Written exercise: Output nothing but the number of lines that include the word "Jenkins".

**** Excerpted data ****

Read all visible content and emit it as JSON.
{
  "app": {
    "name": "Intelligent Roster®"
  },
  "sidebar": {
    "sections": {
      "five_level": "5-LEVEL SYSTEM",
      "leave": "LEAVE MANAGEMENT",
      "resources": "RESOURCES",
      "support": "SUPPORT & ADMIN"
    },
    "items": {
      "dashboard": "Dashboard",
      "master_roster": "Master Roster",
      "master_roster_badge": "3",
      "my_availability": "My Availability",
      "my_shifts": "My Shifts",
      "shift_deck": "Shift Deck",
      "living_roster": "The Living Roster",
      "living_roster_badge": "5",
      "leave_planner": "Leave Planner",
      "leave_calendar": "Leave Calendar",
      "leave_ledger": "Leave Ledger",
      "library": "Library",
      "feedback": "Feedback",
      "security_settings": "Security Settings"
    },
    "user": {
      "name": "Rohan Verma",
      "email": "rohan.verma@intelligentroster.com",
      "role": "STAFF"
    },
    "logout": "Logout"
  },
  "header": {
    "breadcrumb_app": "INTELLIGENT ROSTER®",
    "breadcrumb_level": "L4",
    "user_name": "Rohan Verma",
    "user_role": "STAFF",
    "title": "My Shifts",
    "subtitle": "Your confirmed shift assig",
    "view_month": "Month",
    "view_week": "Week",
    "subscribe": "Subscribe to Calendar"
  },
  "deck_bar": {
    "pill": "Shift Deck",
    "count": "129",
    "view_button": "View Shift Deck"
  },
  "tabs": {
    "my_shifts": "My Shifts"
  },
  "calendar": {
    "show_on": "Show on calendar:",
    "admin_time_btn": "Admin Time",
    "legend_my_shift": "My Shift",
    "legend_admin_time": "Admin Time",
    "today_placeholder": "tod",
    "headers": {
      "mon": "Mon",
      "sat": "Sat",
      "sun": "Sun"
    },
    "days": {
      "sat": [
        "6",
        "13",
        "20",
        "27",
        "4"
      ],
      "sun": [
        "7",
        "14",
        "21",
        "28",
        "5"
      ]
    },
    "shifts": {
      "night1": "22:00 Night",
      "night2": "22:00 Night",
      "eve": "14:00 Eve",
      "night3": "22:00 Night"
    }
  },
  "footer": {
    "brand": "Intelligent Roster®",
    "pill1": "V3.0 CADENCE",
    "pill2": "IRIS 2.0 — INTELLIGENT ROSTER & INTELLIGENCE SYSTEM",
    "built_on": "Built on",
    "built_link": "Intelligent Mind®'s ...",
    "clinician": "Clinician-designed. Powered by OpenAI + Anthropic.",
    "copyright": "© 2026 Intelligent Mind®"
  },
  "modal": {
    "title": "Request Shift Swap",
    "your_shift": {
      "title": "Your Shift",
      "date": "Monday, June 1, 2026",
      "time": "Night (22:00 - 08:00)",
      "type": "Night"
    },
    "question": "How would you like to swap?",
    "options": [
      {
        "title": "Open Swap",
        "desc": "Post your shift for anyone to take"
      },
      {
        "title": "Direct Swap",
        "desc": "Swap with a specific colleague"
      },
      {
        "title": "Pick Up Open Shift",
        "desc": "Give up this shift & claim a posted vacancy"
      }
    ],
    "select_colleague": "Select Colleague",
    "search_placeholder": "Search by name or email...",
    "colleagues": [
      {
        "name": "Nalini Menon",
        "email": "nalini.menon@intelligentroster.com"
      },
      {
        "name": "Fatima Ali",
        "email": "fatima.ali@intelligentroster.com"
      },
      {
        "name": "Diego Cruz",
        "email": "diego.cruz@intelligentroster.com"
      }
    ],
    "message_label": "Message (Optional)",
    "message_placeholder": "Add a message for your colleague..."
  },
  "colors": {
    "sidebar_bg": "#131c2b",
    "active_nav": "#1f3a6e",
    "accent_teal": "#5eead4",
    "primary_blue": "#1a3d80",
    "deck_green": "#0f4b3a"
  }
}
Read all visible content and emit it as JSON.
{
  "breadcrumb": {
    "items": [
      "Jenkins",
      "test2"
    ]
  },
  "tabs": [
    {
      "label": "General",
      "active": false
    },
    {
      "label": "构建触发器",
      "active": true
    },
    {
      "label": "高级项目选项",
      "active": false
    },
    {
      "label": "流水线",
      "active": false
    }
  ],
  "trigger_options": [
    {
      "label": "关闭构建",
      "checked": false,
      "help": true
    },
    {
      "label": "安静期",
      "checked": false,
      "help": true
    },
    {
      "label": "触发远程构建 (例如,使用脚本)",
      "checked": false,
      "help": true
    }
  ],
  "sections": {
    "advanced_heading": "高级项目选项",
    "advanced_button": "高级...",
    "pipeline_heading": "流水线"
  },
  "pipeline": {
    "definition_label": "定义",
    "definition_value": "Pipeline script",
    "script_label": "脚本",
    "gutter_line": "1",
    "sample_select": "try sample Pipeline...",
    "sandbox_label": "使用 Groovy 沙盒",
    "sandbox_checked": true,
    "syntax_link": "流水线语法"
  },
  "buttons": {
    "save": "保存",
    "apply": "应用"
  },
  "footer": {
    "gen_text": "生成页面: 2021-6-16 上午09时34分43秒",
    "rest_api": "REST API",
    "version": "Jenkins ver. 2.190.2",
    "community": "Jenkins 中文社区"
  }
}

****

Answer to the exercise: 3